• [EXERCISE DETAILS]:
In the listing that follows, count every line with the word "between" in it and write only the total.

• [Extracted records]:
◇ ◇ ◇ ◇ ◇ ◇ ◇

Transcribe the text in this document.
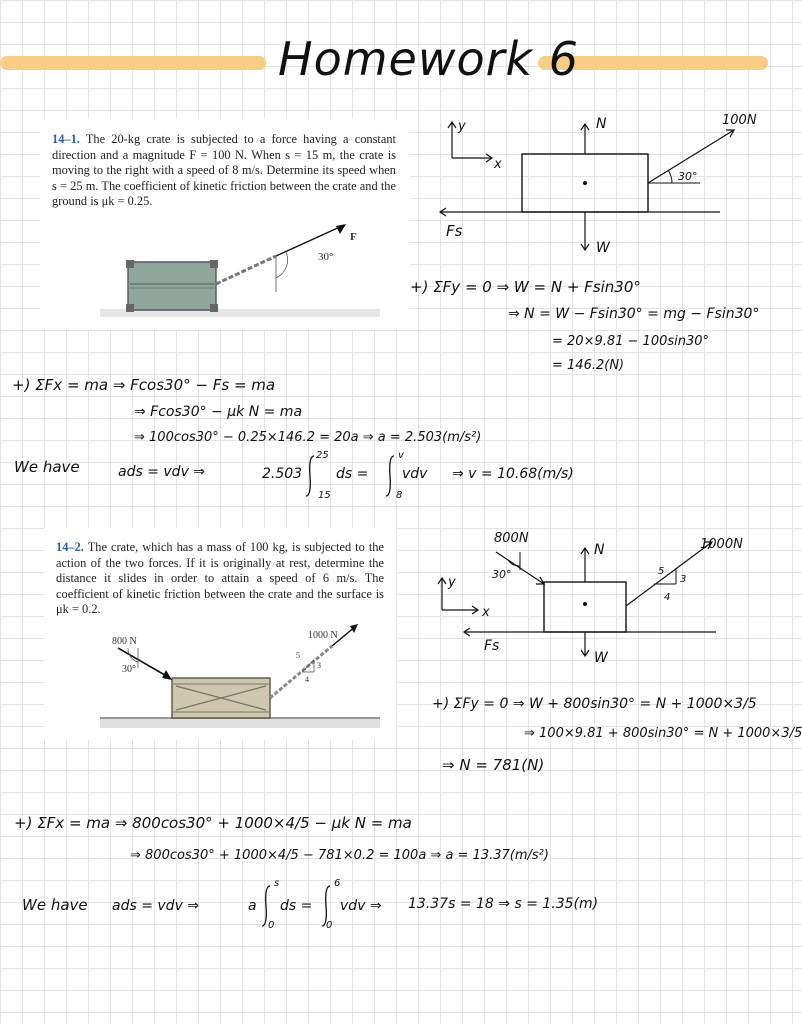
Homework 6
14–1. The 20-kg crate is subjected to a force having a constant direction and a magnitude F = 100 N. When s = 15 m, the crate is moving to the right with a speed of 8 m/s. Determine its speed when s = 25 m. The coefficient of kinetic friction between the crate and the ground is μk = 0.25.
30°
F
y
x
N
W
Fs
30°
100N
+) ΣFy = 0 ⇒ W = N + Fsin30°
⇒ N = W − Fsin30° = mg − Fsin30°
= 20×9.81 − 100sin30°
= 146.2(N)
+) ΣFx = ma ⇒ Fcos30° − Fs = ma
⇒ Fcos30° − μk N = ma
⇒ 100cos30° − 0.25×146.2 = 20a ⇒ a = 2.503(m/s²)
We have	ads = vdv ⇒	2.503
25
15
ds =
v
8
vdv ⇒ v = 10.68(m/s)
14–2. The crate, which has a mass of 100 kg, is subjected to the action of the two forces. If it is originally at rest, determine the distance it slides in order to attain a speed of 6 m/s. The coefficient of kinetic friction between the crate and the surface is μk = 0.2.
800 N
30°
1000 N
5
3
4
y
x
N
W
Fs
800N
30°	5
3
4
1000N
+) ΣFy = 0 ⇒ W + 800sin30° = N + 1000×3/5
⇒ 100×9.81 + 800sin30° = N + 1000×3/5
⇒ N = 781(N)
+) ΣFx = ma ⇒ 800cos30° + 1000×4/5 − μk N = ma
⇒ 800cos30° + 1000×4/5 − 781×0.2 = 100a ⇒ a = 13.37(m/s²)
We have ads = vdv ⇒	a
s
0
ds =
6
0
vdv ⇒ 13.37s = 18 ⇒ s = 1.35(m)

◇ ◇ ◇ ◇ ◇ ◇ ◇

• [TASK RESPONSE]:
2